Work to complete:
Spot each line in the records below where the word "Adjustment" occurs, then copy it.

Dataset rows

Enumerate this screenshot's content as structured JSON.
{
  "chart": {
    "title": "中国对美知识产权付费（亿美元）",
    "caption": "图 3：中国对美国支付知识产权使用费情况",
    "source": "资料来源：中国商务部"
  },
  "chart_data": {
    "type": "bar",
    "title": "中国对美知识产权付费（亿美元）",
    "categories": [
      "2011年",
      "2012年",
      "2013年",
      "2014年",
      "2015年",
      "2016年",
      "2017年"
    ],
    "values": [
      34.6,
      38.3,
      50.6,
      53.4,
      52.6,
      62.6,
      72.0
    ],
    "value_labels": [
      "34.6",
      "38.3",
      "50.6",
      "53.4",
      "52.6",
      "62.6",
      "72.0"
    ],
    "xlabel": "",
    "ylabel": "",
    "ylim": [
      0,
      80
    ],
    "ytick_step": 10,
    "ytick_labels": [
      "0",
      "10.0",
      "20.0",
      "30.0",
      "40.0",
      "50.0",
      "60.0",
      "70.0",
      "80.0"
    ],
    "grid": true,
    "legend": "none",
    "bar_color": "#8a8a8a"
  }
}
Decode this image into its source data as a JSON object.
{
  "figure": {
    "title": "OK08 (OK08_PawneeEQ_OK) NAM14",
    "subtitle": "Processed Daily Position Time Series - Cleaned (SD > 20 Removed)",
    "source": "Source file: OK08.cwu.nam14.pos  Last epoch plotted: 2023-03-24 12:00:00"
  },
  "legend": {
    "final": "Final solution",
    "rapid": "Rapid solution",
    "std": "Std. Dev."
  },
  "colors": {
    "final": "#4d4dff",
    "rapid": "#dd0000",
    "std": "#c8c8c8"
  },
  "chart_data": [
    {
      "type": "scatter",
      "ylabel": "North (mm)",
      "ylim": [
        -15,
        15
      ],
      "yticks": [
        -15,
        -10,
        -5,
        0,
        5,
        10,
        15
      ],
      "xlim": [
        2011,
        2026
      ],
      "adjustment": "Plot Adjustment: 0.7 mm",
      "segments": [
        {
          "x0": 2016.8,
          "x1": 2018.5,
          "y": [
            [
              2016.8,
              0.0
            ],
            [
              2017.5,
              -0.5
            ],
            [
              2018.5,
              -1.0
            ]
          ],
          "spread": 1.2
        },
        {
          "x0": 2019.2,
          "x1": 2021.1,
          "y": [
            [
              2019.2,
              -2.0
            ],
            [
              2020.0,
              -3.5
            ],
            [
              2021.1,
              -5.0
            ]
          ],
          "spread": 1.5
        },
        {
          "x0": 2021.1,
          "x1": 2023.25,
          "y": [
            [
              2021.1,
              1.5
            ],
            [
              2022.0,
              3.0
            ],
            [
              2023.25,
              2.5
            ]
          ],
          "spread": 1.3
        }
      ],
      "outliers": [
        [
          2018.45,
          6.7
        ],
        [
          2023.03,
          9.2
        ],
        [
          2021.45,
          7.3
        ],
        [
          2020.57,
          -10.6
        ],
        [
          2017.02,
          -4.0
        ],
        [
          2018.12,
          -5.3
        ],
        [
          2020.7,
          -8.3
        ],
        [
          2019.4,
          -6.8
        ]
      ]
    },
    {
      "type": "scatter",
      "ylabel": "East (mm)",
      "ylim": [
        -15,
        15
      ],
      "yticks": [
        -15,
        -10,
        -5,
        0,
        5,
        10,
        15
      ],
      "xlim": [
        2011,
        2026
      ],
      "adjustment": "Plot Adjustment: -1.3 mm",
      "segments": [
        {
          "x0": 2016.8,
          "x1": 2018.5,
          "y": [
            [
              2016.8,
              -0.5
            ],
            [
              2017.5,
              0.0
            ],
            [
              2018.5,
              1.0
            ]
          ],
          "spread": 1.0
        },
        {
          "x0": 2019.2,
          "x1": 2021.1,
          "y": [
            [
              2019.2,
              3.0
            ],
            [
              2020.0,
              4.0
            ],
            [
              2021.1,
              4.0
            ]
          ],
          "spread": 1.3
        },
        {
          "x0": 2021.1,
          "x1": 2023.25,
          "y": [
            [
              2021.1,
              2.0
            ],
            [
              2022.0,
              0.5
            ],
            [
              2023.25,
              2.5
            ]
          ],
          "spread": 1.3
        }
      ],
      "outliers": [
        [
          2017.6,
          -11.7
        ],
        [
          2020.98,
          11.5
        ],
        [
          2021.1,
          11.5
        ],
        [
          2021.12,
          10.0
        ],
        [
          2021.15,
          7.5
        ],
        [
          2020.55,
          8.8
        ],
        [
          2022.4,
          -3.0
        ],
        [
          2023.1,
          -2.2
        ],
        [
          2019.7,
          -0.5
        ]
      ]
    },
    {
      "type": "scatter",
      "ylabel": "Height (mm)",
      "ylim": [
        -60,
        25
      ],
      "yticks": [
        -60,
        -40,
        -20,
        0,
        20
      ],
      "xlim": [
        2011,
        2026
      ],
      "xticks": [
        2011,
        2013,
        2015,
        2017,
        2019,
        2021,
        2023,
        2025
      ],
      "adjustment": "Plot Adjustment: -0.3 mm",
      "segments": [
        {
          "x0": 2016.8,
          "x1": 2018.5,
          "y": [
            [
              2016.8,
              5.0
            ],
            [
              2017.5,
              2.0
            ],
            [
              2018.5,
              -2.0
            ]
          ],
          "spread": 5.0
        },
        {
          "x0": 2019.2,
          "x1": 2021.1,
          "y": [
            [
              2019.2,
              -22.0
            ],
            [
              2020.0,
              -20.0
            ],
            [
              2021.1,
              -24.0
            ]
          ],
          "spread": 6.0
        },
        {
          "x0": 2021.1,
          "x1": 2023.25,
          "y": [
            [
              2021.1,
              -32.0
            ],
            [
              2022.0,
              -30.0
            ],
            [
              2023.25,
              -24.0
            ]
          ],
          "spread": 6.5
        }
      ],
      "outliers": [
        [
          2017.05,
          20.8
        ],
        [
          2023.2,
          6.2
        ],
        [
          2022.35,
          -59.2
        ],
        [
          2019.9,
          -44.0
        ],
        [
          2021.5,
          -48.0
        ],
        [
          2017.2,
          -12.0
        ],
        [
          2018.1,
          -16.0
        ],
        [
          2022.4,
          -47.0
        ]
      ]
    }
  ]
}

Response to the task:
      "adjustment": "Plot Adjustment: 0.7 mm",
      "adjustment": "Plot Adjustment: -1.3 mm",
      "adjustment": "Plot Adjustment: -0.3 mm",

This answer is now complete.